_What is expected_
In full and without deviation, write out the entries that follow.

_Listed entries_
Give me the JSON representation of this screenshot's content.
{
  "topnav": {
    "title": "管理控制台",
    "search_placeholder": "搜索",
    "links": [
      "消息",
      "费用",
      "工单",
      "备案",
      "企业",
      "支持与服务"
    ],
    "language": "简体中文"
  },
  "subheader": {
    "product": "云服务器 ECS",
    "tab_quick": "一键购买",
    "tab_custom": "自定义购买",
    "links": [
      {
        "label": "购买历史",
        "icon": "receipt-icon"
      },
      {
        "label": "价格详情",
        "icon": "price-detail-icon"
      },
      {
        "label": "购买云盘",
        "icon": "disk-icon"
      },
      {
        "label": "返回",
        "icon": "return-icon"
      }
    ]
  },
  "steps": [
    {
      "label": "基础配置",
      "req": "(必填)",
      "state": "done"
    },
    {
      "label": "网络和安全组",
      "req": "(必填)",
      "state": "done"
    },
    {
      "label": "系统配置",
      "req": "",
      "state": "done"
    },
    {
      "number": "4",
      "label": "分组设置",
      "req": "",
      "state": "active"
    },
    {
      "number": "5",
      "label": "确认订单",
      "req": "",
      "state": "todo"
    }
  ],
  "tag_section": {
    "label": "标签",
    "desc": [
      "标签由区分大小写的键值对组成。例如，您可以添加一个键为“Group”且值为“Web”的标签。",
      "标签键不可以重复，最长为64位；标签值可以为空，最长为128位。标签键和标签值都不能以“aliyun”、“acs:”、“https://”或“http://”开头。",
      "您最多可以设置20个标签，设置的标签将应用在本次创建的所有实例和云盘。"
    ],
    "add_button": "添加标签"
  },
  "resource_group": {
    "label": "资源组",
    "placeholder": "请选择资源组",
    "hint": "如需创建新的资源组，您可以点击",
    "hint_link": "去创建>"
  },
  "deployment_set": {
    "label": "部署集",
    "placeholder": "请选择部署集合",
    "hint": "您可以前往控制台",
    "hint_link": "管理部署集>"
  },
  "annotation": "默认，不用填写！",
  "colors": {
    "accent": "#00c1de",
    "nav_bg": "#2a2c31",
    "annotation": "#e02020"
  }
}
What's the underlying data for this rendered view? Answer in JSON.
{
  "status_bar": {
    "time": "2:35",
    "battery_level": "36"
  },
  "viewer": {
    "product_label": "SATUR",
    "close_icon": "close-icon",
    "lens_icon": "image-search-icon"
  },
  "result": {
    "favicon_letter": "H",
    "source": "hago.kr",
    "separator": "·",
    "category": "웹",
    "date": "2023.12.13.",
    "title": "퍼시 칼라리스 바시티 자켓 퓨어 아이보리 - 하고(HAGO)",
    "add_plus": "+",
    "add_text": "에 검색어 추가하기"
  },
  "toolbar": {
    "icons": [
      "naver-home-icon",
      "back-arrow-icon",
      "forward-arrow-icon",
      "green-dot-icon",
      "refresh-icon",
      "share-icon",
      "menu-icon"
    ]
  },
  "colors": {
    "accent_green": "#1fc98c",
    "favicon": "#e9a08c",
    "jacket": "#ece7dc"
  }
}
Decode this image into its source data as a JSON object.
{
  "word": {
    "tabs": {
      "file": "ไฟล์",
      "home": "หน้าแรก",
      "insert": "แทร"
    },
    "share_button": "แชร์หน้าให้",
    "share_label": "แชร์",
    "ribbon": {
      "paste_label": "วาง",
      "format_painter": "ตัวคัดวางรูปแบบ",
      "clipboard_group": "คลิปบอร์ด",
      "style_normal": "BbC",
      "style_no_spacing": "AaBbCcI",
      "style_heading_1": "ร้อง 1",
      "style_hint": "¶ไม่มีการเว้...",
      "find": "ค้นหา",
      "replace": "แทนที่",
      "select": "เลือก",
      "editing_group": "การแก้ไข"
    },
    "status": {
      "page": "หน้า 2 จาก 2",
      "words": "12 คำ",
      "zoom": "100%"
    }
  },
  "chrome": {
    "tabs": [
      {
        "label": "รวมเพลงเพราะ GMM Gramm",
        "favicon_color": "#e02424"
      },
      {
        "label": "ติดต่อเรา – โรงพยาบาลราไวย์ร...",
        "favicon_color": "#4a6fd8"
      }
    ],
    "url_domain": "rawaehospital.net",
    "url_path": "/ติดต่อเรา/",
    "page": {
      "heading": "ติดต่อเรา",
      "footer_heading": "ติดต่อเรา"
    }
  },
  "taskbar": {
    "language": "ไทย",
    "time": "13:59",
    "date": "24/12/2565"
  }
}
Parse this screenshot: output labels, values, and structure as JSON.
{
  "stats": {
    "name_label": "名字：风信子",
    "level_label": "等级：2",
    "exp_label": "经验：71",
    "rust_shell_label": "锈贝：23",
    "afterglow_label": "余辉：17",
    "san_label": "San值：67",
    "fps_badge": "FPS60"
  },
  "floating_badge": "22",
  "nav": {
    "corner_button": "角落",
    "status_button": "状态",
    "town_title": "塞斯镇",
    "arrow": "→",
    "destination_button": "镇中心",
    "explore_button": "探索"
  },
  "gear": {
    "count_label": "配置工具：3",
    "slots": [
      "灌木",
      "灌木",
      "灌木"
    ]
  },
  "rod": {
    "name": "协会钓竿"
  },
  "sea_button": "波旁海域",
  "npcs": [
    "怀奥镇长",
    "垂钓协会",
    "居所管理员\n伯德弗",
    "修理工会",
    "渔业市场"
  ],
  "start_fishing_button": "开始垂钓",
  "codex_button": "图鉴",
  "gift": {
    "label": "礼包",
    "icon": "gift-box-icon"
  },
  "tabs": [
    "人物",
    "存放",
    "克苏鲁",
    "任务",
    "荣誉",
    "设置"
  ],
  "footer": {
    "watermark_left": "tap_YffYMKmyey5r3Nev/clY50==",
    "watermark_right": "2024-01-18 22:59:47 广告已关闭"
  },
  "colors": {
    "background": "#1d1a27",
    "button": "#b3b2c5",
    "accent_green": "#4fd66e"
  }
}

_Complete response_
Give me the JSON representation of this screenshot's content.
{
  "topnav": {
    "title": "管理控制台",
    "search_placeholder": "搜索",
    "links": [
      "消息",
      "费用",
      "工单",
      "备案",
      "企业",
      "支持与服务"
    ],
    "language": "简体中文"
  },
  "subheader": {
    "product": "云服务器 ECS",
    "tab_quick": "一键购买",
    "tab_custom": "自定义购买",
    "links": [
      {
        "label": "购买历史",
        "icon": "receipt-icon"
      },
      {
        "label": "价格详情",
        "icon": "price-detail-icon"
      },
      {
        "label": "购买云盘",
        "icon": "disk-icon"
      },
      {
        "label": "返回",
        "icon": "return-icon"
      }
    ]
  },
  "steps": [
    {
      "label": "基础配置",
      "req": "(必填)",
      "state": "done"
    },
    {
      "label": "网络和安全组",
      "req": "(必填)",
      "state": "done"
    },
    {
      "label": "系统配置",
      "req": "",
      "state": "done"
    },
    {
      "number": "4",
      "label": "分组设置",
      "req": "",
      "state": "active"
    },
    {
      "number": "5",
      "label": "确认订单",
      "req": "",
      "state": "todo"
    }
  ],
  "tag_section": {
    "label": "标签",
    "desc": [
      "标签由区分大小写的键值对组成。例如，您可以添加一个键为“Group”且值为“Web”的标签。",
      "标签键不可以重复，最长为64位；标签值可以为空，最长为128位。标签键和标签值都不能以“aliyun”、“acs:”、“https://”或“http://”开头。",
      "您最多可以设置20个标签，设置的标签将应用在本次创建的所有实例和云盘。"
    ],
    "add_button": "添加标签"
  },
  "resource_group": {
    "label": "资源组",
    "placeholder": "请选择资源组",
    "hint": "如需创建新的资源组，您可以点击",
    "hint_link": "去创建>"
  },
  "deployment_set": {
    "label": "部署集",
    "placeholder": "请选择部署集合",
    "hint": "您可以前往控制台",
    "hint_link": "管理部署集>"
  },
  "annotation": "默认，不用填写！",
  "colors": {
    "accent": "#00c1de",
    "nav_bg": "#2a2c31",
    "annotation": "#e02020"
  }
}
What's the underlying data for this rendered view? Answer in JSON.
{
  "status_bar": {
    "time": "2:35",
    "battery_level": "36"
  },
  "viewer": {
    "product_label": "SATUR",
    "close_icon": "close-icon",
    "lens_icon": "image-search-icon"
  },
  "result": {
    "favicon_letter": "H",
    "source": "hago.kr",
    "separator": "·",
    "category": "웹",
    "date": "2023.12.13.",
    "title": "퍼시 칼라리스 바시티 자켓 퓨어 아이보리 - 하고(HAGO)",
    "add_plus": "+",
    "add_text": "에 검색어 추가하기"
  },
  "toolbar": {
    "icons": [
      "naver-home-icon",
      "back-arrow-icon",
      "forward-arrow-icon",
      "green-dot-icon",
      "refresh-icon",
      "share-icon",
      "menu-icon"
    ]
  },
  "colors": {
    "accent_green": "#1fc98c",
    "favicon": "#e9a08c",
    "jacket": "#ece7dc"
  }
}
Decode this image into its source data as a JSON object.
{
  "word": {
    "tabs": {
      "file": "ไฟล์",
      "home": "หน้าแรก",
      "insert": "แทร"
    },
    "share_button": "แชร์หน้าให้",
    "share_label": "แชร์",
    "ribbon": {
      "paste_label": "วาง",
      "format_painter": "ตัวคัดวางรูปแบบ",
      "clipboard_group": "คลิปบอร์ด",
      "style_normal": "BbC",
      "style_no_spacing": "AaBbCcI",
      "style_heading_1": "ร้อง 1",
      "style_hint": "¶ไม่มีการเว้...",
      "find": "ค้นหา",
      "replace": "แทนที่",
      "select": "เลือก",
      "editing_group": "การแก้ไข"
    },
    "status": {
      "page": "หน้า 2 จาก 2",
      "words": "12 คำ",
      "zoom": "100%"
    }
  },
  "chrome": {
    "tabs": [
      {
        "label": "รวมเพลงเพราะ GMM Gramm",
        "favicon_color": "#e02424"
      },
      {
        "label": "ติดต่อเรา – โรงพยาบาลราไวย์ร...",
        "favicon_color": "#4a6fd8"
      }
    ],
    "url_domain": "rawaehospital.net",
    "url_path": "/ติดต่อเรา/",
    "page": {
      "heading": "ติดต่อเรา",
      "footer_heading": "ติดต่อเรา"
    }
  },
  "taskbar": {
    "language": "ไทย",
    "time": "13:59",
    "date": "24/12/2565"
  }
}
Parse this screenshot: output labels, values, and structure as JSON.
{
  "stats": {
    "name_label": "名字：风信子",
    "level_label": "等级：2",
    "exp_label": "经验：71",
    "rust_shell_label": "锈贝：23",
    "afterglow_label": "余辉：17",
    "san_label": "San值：67",
    "fps_badge": "FPS60"
  },
  "floating_badge": "22",
  "nav": {
    "corner_button": "角落",
    "status_button": "状态",
    "town_title": "塞斯镇",
    "arrow": "→",
    "destination_button": "镇中心",
    "explore_button": "探索"
  },
  "gear": {
    "count_label": "配置工具：3",
    "slots": [
      "灌木",
      "灌木",
      "灌木"
    ]
  },
  "rod": {
    "name": "协会钓竿"
  },
  "sea_button": "波旁海域",
  "npcs": [
    "怀奥镇长",
    "垂钓协会",
    "居所管理员\n伯德弗",
    "修理工会",
    "渔业市场"
  ],
  "start_fishing_button": "开始垂钓",
  "codex_button": "图鉴",
  "gift": {
    "label": "礼包",
    "icon": "gift-box-icon"
  },
  "tabs": [
    "人物",
    "存放",
    "克苏鲁",
    "任务",
    "荣誉",
    "设置"
  ],
  "footer": {
    "watermark_left": "tap_YffYMKmyey5r3Nev/clY50==",
    "watermark_right": "2024-01-18 22:59:47 广告已关闭"
  },
  "colors": {
    "background": "#1d1a27",
    "button": "#b3b2c5",
    "accent_green": "#4fd66e"
  }
}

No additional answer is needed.